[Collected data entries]
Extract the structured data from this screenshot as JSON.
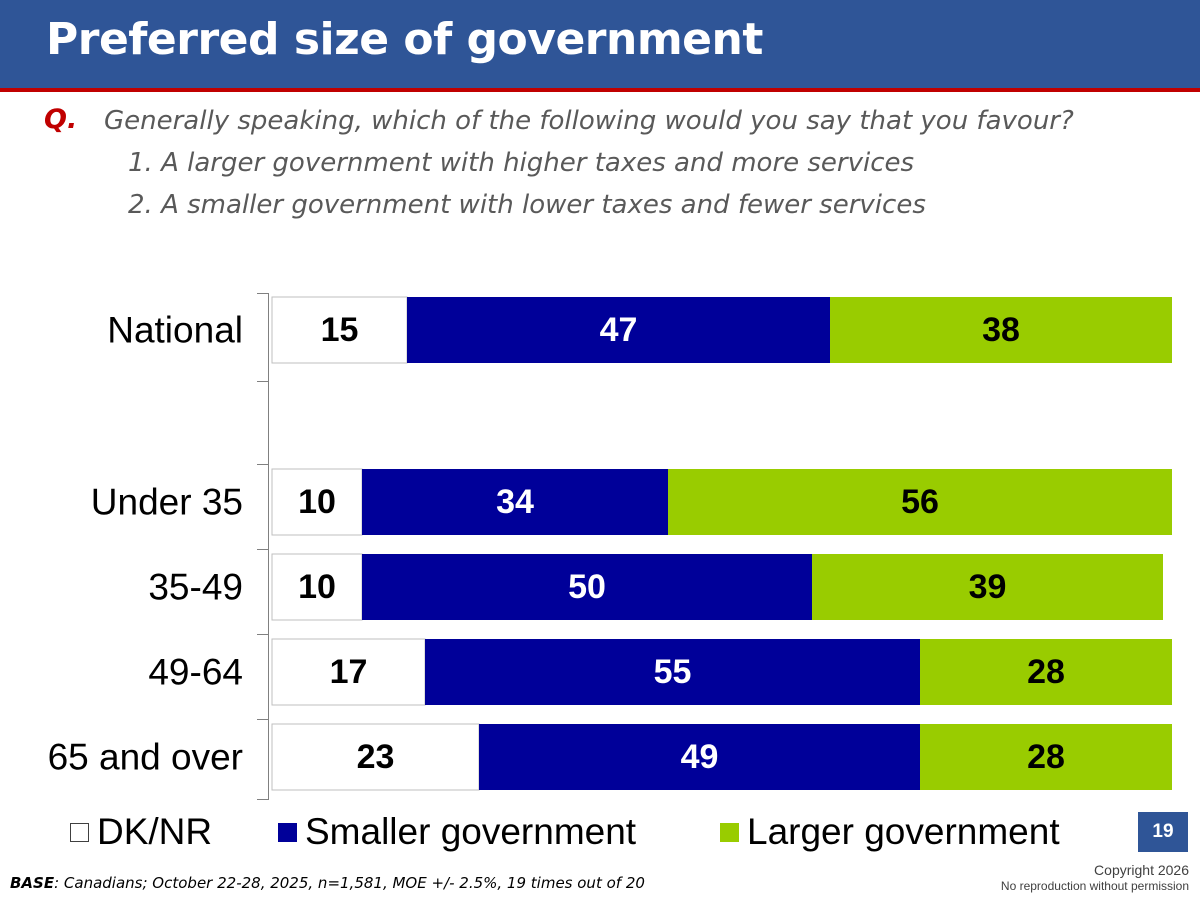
{
  "header": {
    "title": "Preferred size of government"
  },
  "question": {
    "label": "Q.",
    "text": "Generally speaking, which of the following would you say that you favour?",
    "options": [
      "1. A larger government with higher taxes and more services",
      "2. A smaller government with lower taxes and fewer services"
    ]
  },
  "chart_data": {
    "type": "bar",
    "orientation": "horizontal",
    "stacked": true,
    "categories": [
      "National",
      "Under 35",
      "35-49",
      "49-64",
      "65 and over"
    ],
    "series": [
      {
        "name": "DK/NR",
        "color": "#ffffff",
        "values": [
          15,
          10,
          10,
          17,
          23
        ]
      },
      {
        "name": "Smaller government",
        "color": "#000099",
        "values": [
          47,
          34,
          50,
          55,
          49
        ]
      },
      {
        "name": "Larger government",
        "color": "#99cc00",
        "values": [
          38,
          56,
          39,
          28,
          28
        ]
      }
    ],
    "xlim": [
      0,
      100
    ],
    "legend_position": "bottom",
    "grid": false
  },
  "footer": {
    "page_number": "19",
    "base_label": "BASE",
    "base_text": ": Canadians; October 22-28, 2025, n=1,581, MOE +/- 2.5%, 19 times out of 20",
    "copyright": "Copyright 2026",
    "no_repro": "No reproduction without permission"
  }
}
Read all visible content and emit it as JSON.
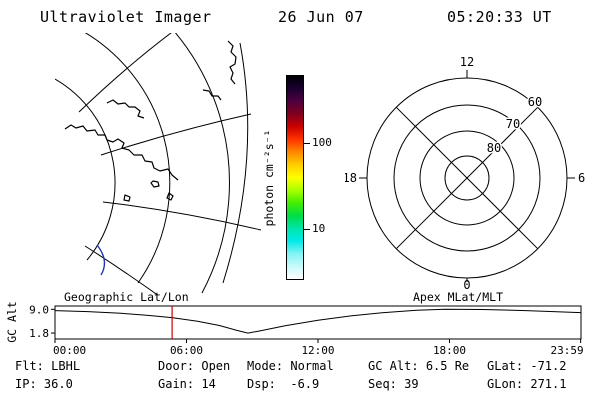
{
  "header": {
    "title": "Ultraviolet Imager",
    "date": "26 Jun 07",
    "time": "05:20:33 UT"
  },
  "geo_panel": {
    "caption": "Geographic Lat/Lon"
  },
  "polar_panel": {
    "caption": "Apex MLat/MLT",
    "mlt_labels": [
      "12",
      "18",
      "6",
      "0"
    ],
    "mlat_labels": [
      "60",
      "70",
      "80"
    ]
  },
  "status": {
    "row1": [
      {
        "label": "Flt:",
        "value": "LBHL"
      },
      {
        "label": "Door:",
        "value": "Open"
      },
      {
        "label": "Mode:",
        "value": "Normal"
      },
      {
        "label": "GC Alt:",
        "value": "6.5 Re"
      },
      {
        "label": "GLat:",
        "value": "-71.2"
      }
    ],
    "row2": [
      {
        "label": "IP:",
        "value": "36.0"
      },
      {
        "label": "Gain:",
        "value": "14"
      },
      {
        "label": "Dsp:",
        "value": "-6.9"
      },
      {
        "label": "Seq:",
        "value": "39"
      },
      {
        "label": "GLon:",
        "value": "271.1"
      }
    ]
  },
  "chart_data": [
    {
      "id": "gc_alt_timeline",
      "type": "line",
      "title": "Spacecraft geocentric altitude vs universal time",
      "ylabel": "GC Alt",
      "units": "Re",
      "ylim": [
        0,
        10
      ],
      "yticks": [
        {
          "label": "9.0",
          "value": 9.0
        },
        {
          "label": "1.8",
          "value": 1.8
        }
      ],
      "xticks": [
        {
          "label": "00:00",
          "hours": 0
        },
        {
          "label": "06:00",
          "hours": 6
        },
        {
          "label": "12:00",
          "hours": 12
        },
        {
          "label": "18:00",
          "hours": 18
        },
        {
          "label": "23:59",
          "hours": 23.983
        }
      ],
      "points": [
        [
          0,
          8.6
        ],
        [
          1.5,
          8.3
        ],
        [
          3,
          7.8
        ],
        [
          4.25,
          7.15
        ],
        [
          5.34,
          6.5
        ],
        [
          6.5,
          5.4
        ],
        [
          7.5,
          4.1
        ],
        [
          8.3,
          2.6
        ],
        [
          8.8,
          1.8
        ],
        [
          9.3,
          2.4
        ],
        [
          10.5,
          4.0
        ],
        [
          12,
          5.7
        ],
        [
          13.5,
          7.0
        ],
        [
          15,
          8.0
        ],
        [
          16.5,
          8.7
        ],
        [
          17.8,
          9.0
        ],
        [
          19.5,
          8.95
        ],
        [
          21.5,
          8.6
        ],
        [
          23.98,
          8.0
        ]
      ],
      "marker_time_hours": 5.343,
      "marker_color": "#cc0000",
      "grid": false,
      "legend": "none"
    },
    {
      "id": "uvi_colorbar",
      "type": "heatmap",
      "label": "photon cm⁻²s⁻¹",
      "scale": "log",
      "ticks": [
        {
          "label": "100",
          "frac_from_top": 0.33
        },
        {
          "label": "10",
          "frac_from_top": 0.75
        }
      ],
      "colors_top_to_bottom": [
        "#000005",
        "#1a0030",
        "#4d0040",
        "#800020",
        "#cc0000",
        "#ff3300",
        "#ff8800",
        "#ffcc00",
        "#ffff00",
        "#aaff00",
        "#44ee00",
        "#00dd44",
        "#00e6a8",
        "#00eaea",
        "#7ff4f4",
        "#c8fafa",
        "#ffffff"
      ]
    }
  ]
}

§ **WORK REQUIRED**
Copy the whole of the material above exactly, but not its images.

§ **RESULT FOR THIS TASK**
Extract the structured data from this screenshot as JSON.
{
  "header": {
    "title": "Preferred size of government"
  },
  "question": {
    "label": "Q.",
    "text": "Generally speaking, which of the following would you say that you favour?",
    "options": [
      "1. A larger government with higher taxes and more services",
      "2. A smaller government with lower taxes and fewer services"
    ]
  },
  "chart_data": {
    "type": "bar",
    "orientation": "horizontal",
    "stacked": true,
    "categories": [
      "National",
      "Under 35",
      "35-49",
      "49-64",
      "65 and over"
    ],
    "series": [
      {
        "name": "DK/NR",
        "color": "#ffffff",
        "values": [
          15,
          10,
          10,
          17,
          23
        ]
      },
      {
        "name": "Smaller government",
        "color": "#000099",
        "values": [
          47,
          34,
          50,
          55,
          49
        ]
      },
      {
        "name": "Larger government",
        "color": "#99cc00",
        "values": [
          38,
          56,
          39,
          28,
          28
        ]
      }
    ],
    "xlim": [
      0,
      100
    ],
    "legend_position": "bottom",
    "grid": false
  },
  "footer": {
    "page_number": "19",
    "base_label": "BASE",
    "base_text": ": Canadians; October 22-28, 2025, n=1,581, MOE +/- 2.5%, 19 times out of 20",
    "copyright": "Copyright 2026",
    "no_repro": "No reproduction without permission"
  }
}
Read all visible content and emit it as JSON.
{
  "header": {
    "title": "Ultraviolet Imager",
    "date": "26 Jun 07",
    "time": "05:20:33 UT"
  },
  "geo_panel": {
    "caption": "Geographic Lat/Lon"
  },
  "polar_panel": {
    "caption": "Apex MLat/MLT",
    "mlt_labels": [
      "12",
      "18",
      "6",
      "0"
    ],
    "mlat_labels": [
      "60",
      "70",
      "80"
    ]
  },
  "status": {
    "row1": [
      {
        "label": "Flt:",
        "value": "LBHL"
      },
      {
        "label": "Door:",
        "value": "Open"
      },
      {
        "label": "Mode:",
        "value": "Normal"
      },
      {
        "label": "GC Alt:",
        "value": "6.5 Re"
      },
      {
        "label": "GLat:",
        "value": "-71.2"
      }
    ],
    "row2": [
      {
        "label": "IP:",
        "value": "36.0"
      },
      {
        "label": "Gain:",
        "value": "14"
      },
      {
        "label": "Dsp:",
        "value": "-6.9"
      },
      {
        "label": "Seq:",
        "value": "39"
      },
      {
        "label": "GLon:",
        "value": "271.1"
      }
    ]
  },
  "chart_data": [
    {
      "id": "gc_alt_timeline",
      "type": "line",
      "title": "Spacecraft geocentric altitude vs universal time",
      "ylabel": "GC Alt",
      "units": "Re",
      "ylim": [
        0,
        10
      ],
      "yticks": [
        {
          "label": "9.0",
          "value": 9.0
        },
        {
          "label": "1.8",
          "value": 1.8
        }
      ],
      "xticks": [
        {
          "label": "00:00",
          "hours": 0
        },
        {
          "label": "06:00",
          "hours": 6
        },
        {
          "label": "12:00",
          "hours": 12
        },
        {
          "label": "18:00",
          "hours": 18
        },
        {
          "label": "23:59",
          "hours": 23.983
        }
      ],
      "points": [
        [
          0,
          8.6
        ],
        [
          1.5,
          8.3
        ],
        [
          3,
          7.8
        ],
        [
          4.25,
          7.15
        ],
        [
          5.34,
          6.5
        ],
        [
          6.5,
          5.4
        ],
        [
          7.5,
          4.1
        ],
        [
          8.3,
          2.6
        ],
        [
          8.8,
          1.8
        ],
        [
          9.3,
          2.4
        ],
        [
          10.5,
          4.0
        ],
        [
          12,
          5.7
        ],
        [
          13.5,
          7.0
        ],
        [
          15,
          8.0
        ],
        [
          16.5,
          8.7
        ],
        [
          17.8,
          9.0
        ],
        [
          19.5,
          8.95
        ],
        [
          21.5,
          8.6
        ],
        [
          23.98,
          8.0
        ]
      ],
      "marker_time_hours": 5.343,
      "marker_color": "#cc0000",
      "grid": false,
      "legend": "none"
    },
    {
      "id": "uvi_colorbar",
      "type": "heatmap",
      "label": "photon cm⁻²s⁻¹",
      "scale": "log",
      "ticks": [
        {
          "label": "100",
          "frac_from_top": 0.33
        },
        {
          "label": "10",
          "frac_from_top": 0.75
        }
      ],
      "colors_top_to_bottom": [
        "#000005",
        "#1a0030",
        "#4d0040",
        "#800020",
        "#cc0000",
        "#ff3300",
        "#ff8800",
        "#ffcc00",
        "#ffff00",
        "#aaff00",
        "#44ee00",
        "#00dd44",
        "#00e6a8",
        "#00eaea",
        "#7ff4f4",
        "#c8fafa",
        "#ffffff"
      ]
    }
  ]
}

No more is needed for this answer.